● How to complete this task
In the records that follow, show each line where the word "Diluent" is present.

● Data
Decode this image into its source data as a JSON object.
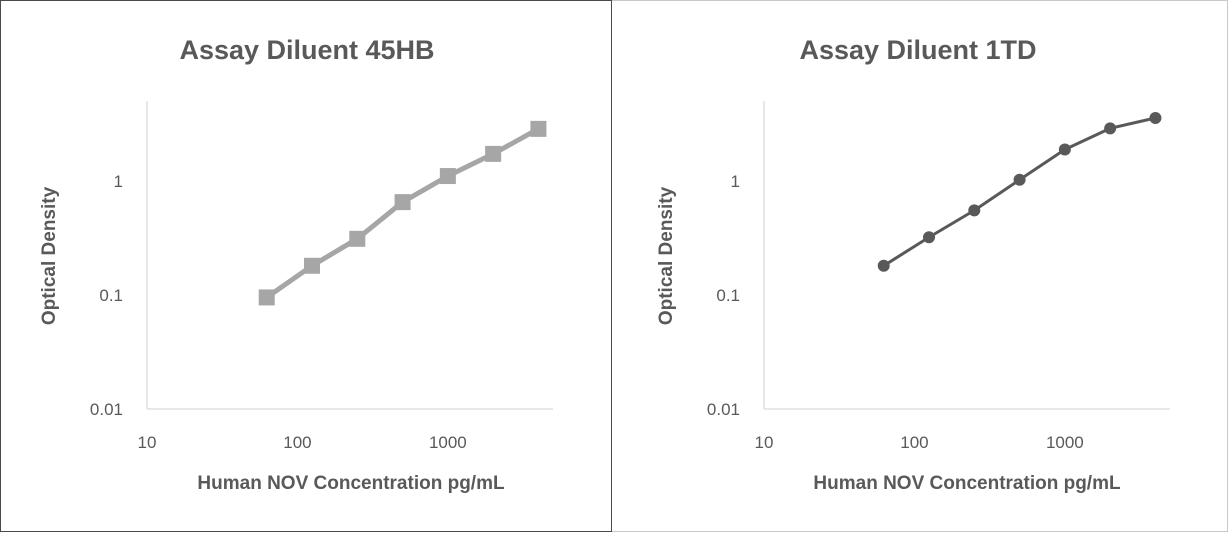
{
  "chart_data": [
    {
      "type": "line",
      "title": "Assay Diluent 45HB",
      "xlabel": "Human NOV Concentration pg/mL",
      "ylabel": "Optical Density",
      "x_scale": "log",
      "y_scale": "log",
      "xlim": [
        10,
        5000
      ],
      "ylim": [
        0.01,
        5
      ],
      "x_ticks": [
        "10",
        "100",
        "1000"
      ],
      "y_ticks": [
        "0.01",
        "0.1",
        "1"
      ],
      "grid": false,
      "legend": "none",
      "marker": "square",
      "color": "#a6a6a6",
      "series": [
        {
          "x": [
            62.5,
            125,
            250,
            500,
            1000,
            2000,
            4000
          ],
          "y": [
            0.095,
            0.18,
            0.31,
            0.65,
            1.1,
            1.72,
            2.85
          ]
        }
      ]
    },
    {
      "type": "line",
      "title": "Assay Diluent 1TD",
      "xlabel": "Human NOV Concentration pg/mL",
      "ylabel": "Optical Density",
      "x_scale": "log",
      "y_scale": "log",
      "xlim": [
        10,
        5000
      ],
      "ylim": [
        0.01,
        5
      ],
      "x_ticks": [
        "10",
        "100",
        "1000"
      ],
      "y_ticks": [
        "0.01",
        "0.1",
        "1"
      ],
      "grid": false,
      "legend": "none",
      "marker": "circle",
      "color": "#595959",
      "series": [
        {
          "x": [
            62.5,
            125,
            250,
            500,
            1000,
            2000,
            4000
          ],
          "y": [
            0.18,
            0.32,
            0.55,
            1.02,
            1.88,
            2.88,
            3.55
          ]
        }
      ]
    }
  ]
}
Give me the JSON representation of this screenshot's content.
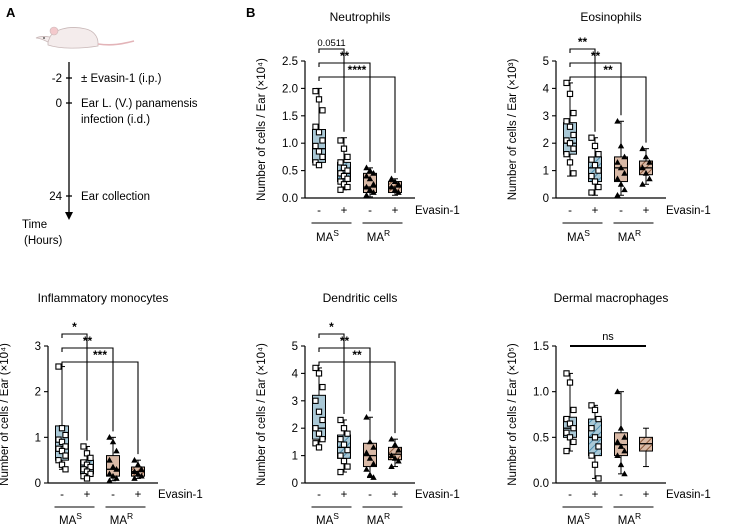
{
  "panel_labels": {
    "a": "A",
    "b": "B"
  },
  "timeline": {
    "events": [
      {
        "time": "-2",
        "text": "± Evasin-1 (i.p.)"
      },
      {
        "time": "0",
        "text": "Ear L. (V.) panamensis",
        "text2": "infection (i.d.)"
      },
      {
        "time": "24",
        "text": "Ear collection"
      }
    ],
    "axis_label": "Time",
    "axis_unit": "(Hours)"
  },
  "colors": {
    "mas_box": "#a9c8d6",
    "mar_box": "#d9b9a6",
    "mas_hatch": "#4f8fb0",
    "mar_hatch": "#8c5a3c"
  },
  "chart_data": [
    {
      "type": "box",
      "title": "Neutrophils",
      "ylabel": "Number of cells / Ear (×10⁴)",
      "ylim": [
        0,
        2.5
      ],
      "yticks": [
        "0.0",
        "0.5",
        "1.0",
        "1.5",
        "2.0",
        "2.5"
      ],
      "treatment_labels": [
        "-",
        "+",
        "-",
        "+"
      ],
      "treatment_name": "Evasin-1",
      "groups": [
        "MAS",
        "MAR"
      ],
      "boxes": [
        {
          "min": 0.6,
          "q1": 0.65,
          "median": 0.9,
          "q3": 1.25,
          "max": 2.0,
          "marker": "square"
        },
        {
          "min": 0.15,
          "q1": 0.3,
          "median": 0.45,
          "q3": 0.65,
          "max": 1.1,
          "marker": "square"
        },
        {
          "min": 0.02,
          "q1": 0.1,
          "median": 0.2,
          "q3": 0.45,
          "max": 0.55,
          "marker": "triangle"
        },
        {
          "min": 0.05,
          "q1": 0.1,
          "median": 0.2,
          "q3": 0.3,
          "max": 0.35,
          "marker": "triangle"
        }
      ],
      "points": [
        [
          1.95,
          1.8,
          1.6,
          1.3,
          1.2,
          1.05,
          0.95,
          0.85,
          0.75,
          0.65,
          0.6
        ],
        [
          1.05,
          0.9,
          0.75,
          0.65,
          0.55,
          0.5,
          0.45,
          0.4,
          0.35,
          0.3,
          0.25,
          0.2,
          0.15
        ],
        [
          0.55,
          0.5,
          0.45,
          0.4,
          0.35,
          0.25,
          0.2,
          0.15,
          0.1,
          0.05
        ],
        [
          0.35,
          0.3,
          0.25,
          0.2,
          0.15,
          0.1
        ]
      ],
      "significance": [
        {
          "from": 0,
          "to": 1,
          "label": "0.0511"
        },
        {
          "from": 0,
          "to": 2,
          "label": "**"
        },
        {
          "from": 0,
          "to": 3,
          "label": "****"
        }
      ]
    },
    {
      "type": "box",
      "title": "Eosinophils",
      "ylabel": "Number of cells / Ear (×10³)",
      "ylim": [
        0,
        5
      ],
      "yticks": [
        "0",
        "1",
        "2",
        "3",
        "4",
        "5"
      ],
      "treatment_labels": [
        "-",
        "+",
        "-",
        "+"
      ],
      "treatment_name": "Evasin-1",
      "groups": [
        "MAS",
        "MAR"
      ],
      "boxes": [
        {
          "min": 0.8,
          "q1": 1.6,
          "median": 2.0,
          "q3": 2.75,
          "max": 4.2,
          "marker": "square"
        },
        {
          "min": 0.1,
          "q1": 0.6,
          "median": 1.1,
          "q3": 1.5,
          "max": 2.2,
          "marker": "square"
        },
        {
          "min": 0.1,
          "q1": 0.6,
          "median": 1.1,
          "q3": 1.5,
          "max": 2.8,
          "marker": "triangle"
        },
        {
          "min": 0.5,
          "q1": 0.85,
          "median": 1.1,
          "q3": 1.35,
          "max": 1.8,
          "marker": "triangle"
        }
      ],
      "points": [
        [
          4.2,
          3.8,
          3.1,
          2.8,
          2.6,
          2.3,
          2.1,
          2.0,
          1.8,
          1.6,
          1.3,
          0.9
        ],
        [
          2.2,
          1.9,
          1.6,
          1.4,
          1.2,
          1.0,
          0.8,
          0.6,
          0.4,
          0.2
        ],
        [
          2.8,
          1.9,
          1.5,
          1.3,
          1.1,
          0.9,
          0.7,
          0.5,
          0.3,
          0.1
        ],
        [
          1.8,
          1.5,
          1.3,
          1.1,
          0.9,
          0.7,
          0.5
        ]
      ],
      "significance": [
        {
          "from": 0,
          "to": 1,
          "label": "**"
        },
        {
          "from": 0,
          "to": 2,
          "label": "**"
        },
        {
          "from": 0,
          "to": 3,
          "label": "**"
        }
      ]
    },
    {
      "type": "box",
      "title": "Inflammatory monocytes",
      "ylabel": "Number of cells / Ear (×10⁴)",
      "ylim": [
        0,
        3
      ],
      "yticks": [
        "0",
        "1",
        "2",
        "3"
      ],
      "treatment_labels": [
        "-",
        "+",
        "-",
        "+"
      ],
      "treatment_name": "Evasin-1",
      "groups": [
        "MAS",
        "MAR"
      ],
      "boxes": [
        {
          "min": 0.3,
          "q1": 0.5,
          "median": 0.8,
          "q3": 1.25,
          "max": 2.55,
          "marker": "square"
        },
        {
          "min": 0.1,
          "q1": 0.2,
          "median": 0.35,
          "q3": 0.5,
          "max": 0.8,
          "marker": "square"
        },
        {
          "min": 0.05,
          "q1": 0.15,
          "median": 0.3,
          "q3": 0.6,
          "max": 1.0,
          "marker": "triangle"
        },
        {
          "min": 0.1,
          "q1": 0.15,
          "median": 0.25,
          "q3": 0.35,
          "max": 0.5,
          "marker": "triangle"
        }
      ],
      "points": [
        [
          2.55,
          1.2,
          1.05,
          0.95,
          0.9,
          0.8,
          0.75,
          0.7,
          0.6,
          0.5,
          0.4,
          0.3
        ],
        [
          0.8,
          0.65,
          0.55,
          0.45,
          0.4,
          0.35,
          0.3,
          0.25,
          0.2,
          0.15,
          0.1
        ],
        [
          1.0,
          0.9,
          0.7,
          0.5,
          0.35,
          0.3,
          0.2,
          0.15,
          0.1,
          0.05
        ],
        [
          0.5,
          0.4,
          0.3,
          0.25,
          0.2,
          0.15,
          0.1
        ]
      ],
      "significance": [
        {
          "from": 0,
          "to": 1,
          "label": "*"
        },
        {
          "from": 0,
          "to": 2,
          "label": "**"
        },
        {
          "from": 0,
          "to": 3,
          "label": "***"
        }
      ]
    },
    {
      "type": "box",
      "title": "Dendritic cells",
      "ylabel": "Number of cells / Ear (×10⁴)",
      "ylim": [
        0,
        5
      ],
      "yticks": [
        "0",
        "1",
        "2",
        "3",
        "4",
        "5"
      ],
      "treatment_labels": [
        "-",
        "+",
        "-",
        "+"
      ],
      "treatment_name": "Evasin-1",
      "groups": [
        "MAS",
        "MAR"
      ],
      "boxes": [
        {
          "min": 1.3,
          "q1": 1.6,
          "median": 2.0,
          "q3": 3.2,
          "max": 4.2,
          "marker": "square"
        },
        {
          "min": 0.4,
          "q1": 0.9,
          "median": 1.3,
          "q3": 1.75,
          "max": 2.3,
          "marker": "square"
        },
        {
          "min": 0.2,
          "q1": 0.6,
          "median": 1.0,
          "q3": 1.45,
          "max": 2.4,
          "marker": "triangle"
        },
        {
          "min": 0.6,
          "q1": 0.85,
          "median": 1.05,
          "q3": 1.3,
          "max": 1.6,
          "marker": "triangle"
        }
      ],
      "points": [
        [
          4.2,
          4.0,
          3.5,
          3.0,
          2.6,
          2.3,
          2.0,
          1.8,
          1.6,
          1.45,
          1.3
        ],
        [
          2.3,
          2.0,
          1.8,
          1.6,
          1.4,
          1.2,
          1.0,
          0.8,
          0.6,
          0.4
        ],
        [
          2.4,
          1.5,
          1.3,
          1.1,
          0.9,
          0.7,
          0.5,
          0.3,
          0.2
        ],
        [
          1.6,
          1.4,
          1.2,
          1.0,
          0.9,
          0.8,
          0.6
        ]
      ],
      "significance": [
        {
          "from": 0,
          "to": 1,
          "label": "*"
        },
        {
          "from": 0,
          "to": 2,
          "label": "**"
        },
        {
          "from": 0,
          "to": 3,
          "label": "**"
        }
      ]
    },
    {
      "type": "box",
      "title": "Dermal macrophages",
      "ylabel": "Number of cells / Ear (×10⁵)",
      "ylim": [
        0,
        1.5
      ],
      "yticks": [
        "0.0",
        "0.5",
        "1.0",
        "1.5"
      ],
      "treatment_labels": [
        "-",
        "+",
        "-",
        "+"
      ],
      "treatment_name": "Evasin-1",
      "groups": [
        "MAS",
        "MAR"
      ],
      "boxes": [
        {
          "min": 0.35,
          "q1": 0.5,
          "median": 0.6,
          "q3": 0.72,
          "max": 1.2,
          "marker": "square"
        },
        {
          "min": 0.05,
          "q1": 0.3,
          "median": 0.5,
          "q3": 0.7,
          "max": 0.85,
          "marker": "square"
        },
        {
          "min": 0.1,
          "q1": 0.3,
          "median": 0.42,
          "q3": 0.55,
          "max": 1.0,
          "marker": "triangle"
        },
        {
          "min": 0.18,
          "q1": 0.35,
          "median": 0.43,
          "q3": 0.5,
          "max": 0.6,
          "marker": "none"
        }
      ],
      "points": [
        [
          1.2,
          1.1,
          0.8,
          0.7,
          0.65,
          0.6,
          0.55,
          0.5,
          0.45,
          0.35
        ],
        [
          0.85,
          0.8,
          0.7,
          0.6,
          0.5,
          0.4,
          0.3,
          0.2,
          0.05
        ],
        [
          1.0,
          0.6,
          0.5,
          0.45,
          0.4,
          0.35,
          0.3,
          0.2,
          0.1
        ],
        []
      ],
      "significance": [
        {
          "from": 0,
          "to": 3,
          "label": "ns",
          "flat": true
        }
      ]
    }
  ]
}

● Answer to this task
      "title": "Assay Diluent 45HB",
      "title": "Assay Diluent 1TD",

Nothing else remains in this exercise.